**Description of the task**
What follows is a set of records; repeat all of them exactly.

+ + + +

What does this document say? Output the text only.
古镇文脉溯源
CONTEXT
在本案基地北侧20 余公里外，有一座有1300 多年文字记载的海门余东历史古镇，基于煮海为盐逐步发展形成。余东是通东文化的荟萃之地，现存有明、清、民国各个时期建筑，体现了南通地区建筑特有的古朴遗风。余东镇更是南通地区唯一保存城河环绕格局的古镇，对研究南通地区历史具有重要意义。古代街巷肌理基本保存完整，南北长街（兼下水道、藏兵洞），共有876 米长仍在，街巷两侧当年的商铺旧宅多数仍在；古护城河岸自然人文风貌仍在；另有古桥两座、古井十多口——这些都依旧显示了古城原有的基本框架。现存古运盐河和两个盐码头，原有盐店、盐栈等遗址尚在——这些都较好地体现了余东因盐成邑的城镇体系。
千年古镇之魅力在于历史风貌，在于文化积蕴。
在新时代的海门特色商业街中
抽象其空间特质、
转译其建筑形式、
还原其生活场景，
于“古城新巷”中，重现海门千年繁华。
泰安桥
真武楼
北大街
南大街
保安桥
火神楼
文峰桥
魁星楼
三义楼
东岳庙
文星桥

+ + + +

**Solution to the exercise**
What does this document say? Output the text only.
古镇文脉溯源
CONTEXT
在本案基地北侧20 余公里外，有一座有1300 多年文字记载的海门余东历史古镇，基于煮海为盐逐步发展形成。余东是通东文化的荟萃之地，现存有明、清、民国各个时期建筑，体现了南通地区建筑特有的古朴遗风。余东镇更是南通地区唯一保存城河环绕格局的古镇，对研究南通地区历史具有重要意义。古代街巷肌理基本保存完整，南北长街（兼下水道、藏兵洞），共有876 米长仍在，街巷两侧当年的商铺旧宅多数仍在；古护城河岸自然人文风貌仍在；另有古桥两座、古井十多口——这些都依旧显示了古城原有的基本框架。现存古运盐河和两个盐码头，原有盐店、盐栈等遗址尚在——这些都较好地体现了余东因盐成邑的城镇体系。
千年古镇之魅力在于历史风貌，在于文化积蕴。
在新时代的海门特色商业街中
抽象其空间特质、
转译其建筑形式、
还原其生活场景，
于“古城新巷”中，重现海门千年繁华。
泰安桥
真武楼
北大街
南大街
保安桥
火神楼
文峰桥
魁星楼
三义楼
东岳庙
文星桥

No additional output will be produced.